What to do:
Among the lines below, how many carry the string "data"? Reply with a number and nothing else.

Information given:
□ □ □ □ □

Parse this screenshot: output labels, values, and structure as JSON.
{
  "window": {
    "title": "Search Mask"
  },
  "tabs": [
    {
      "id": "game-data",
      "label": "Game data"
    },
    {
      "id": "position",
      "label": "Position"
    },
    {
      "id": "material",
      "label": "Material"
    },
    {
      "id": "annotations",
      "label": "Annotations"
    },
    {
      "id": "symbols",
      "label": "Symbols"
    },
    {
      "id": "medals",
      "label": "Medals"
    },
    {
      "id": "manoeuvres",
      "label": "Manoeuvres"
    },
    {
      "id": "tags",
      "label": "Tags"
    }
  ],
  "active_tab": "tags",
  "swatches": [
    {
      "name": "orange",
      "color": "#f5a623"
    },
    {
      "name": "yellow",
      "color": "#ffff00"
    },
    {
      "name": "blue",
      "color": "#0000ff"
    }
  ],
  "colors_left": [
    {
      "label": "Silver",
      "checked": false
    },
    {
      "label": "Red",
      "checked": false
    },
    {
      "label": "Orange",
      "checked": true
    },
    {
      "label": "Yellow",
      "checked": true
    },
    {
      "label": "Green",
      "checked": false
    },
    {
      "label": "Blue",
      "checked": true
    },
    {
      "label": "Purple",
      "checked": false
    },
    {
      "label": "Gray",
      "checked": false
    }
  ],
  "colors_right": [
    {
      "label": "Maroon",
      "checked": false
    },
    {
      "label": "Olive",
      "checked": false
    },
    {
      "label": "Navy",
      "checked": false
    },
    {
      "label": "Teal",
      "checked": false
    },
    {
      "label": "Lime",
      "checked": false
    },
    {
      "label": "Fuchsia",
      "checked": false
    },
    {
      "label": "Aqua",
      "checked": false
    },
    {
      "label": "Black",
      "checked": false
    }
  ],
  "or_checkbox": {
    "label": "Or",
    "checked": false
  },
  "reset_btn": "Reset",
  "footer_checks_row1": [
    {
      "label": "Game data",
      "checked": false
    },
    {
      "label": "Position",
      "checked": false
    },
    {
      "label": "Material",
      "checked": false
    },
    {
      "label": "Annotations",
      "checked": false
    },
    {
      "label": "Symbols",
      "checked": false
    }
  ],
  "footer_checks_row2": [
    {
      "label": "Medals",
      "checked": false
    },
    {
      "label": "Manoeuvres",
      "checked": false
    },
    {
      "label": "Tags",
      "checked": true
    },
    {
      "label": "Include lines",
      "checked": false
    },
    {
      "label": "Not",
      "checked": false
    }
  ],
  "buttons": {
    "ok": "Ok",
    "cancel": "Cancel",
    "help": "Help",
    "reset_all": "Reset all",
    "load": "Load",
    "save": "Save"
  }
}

□ □ □ □ □

Exercise result:
3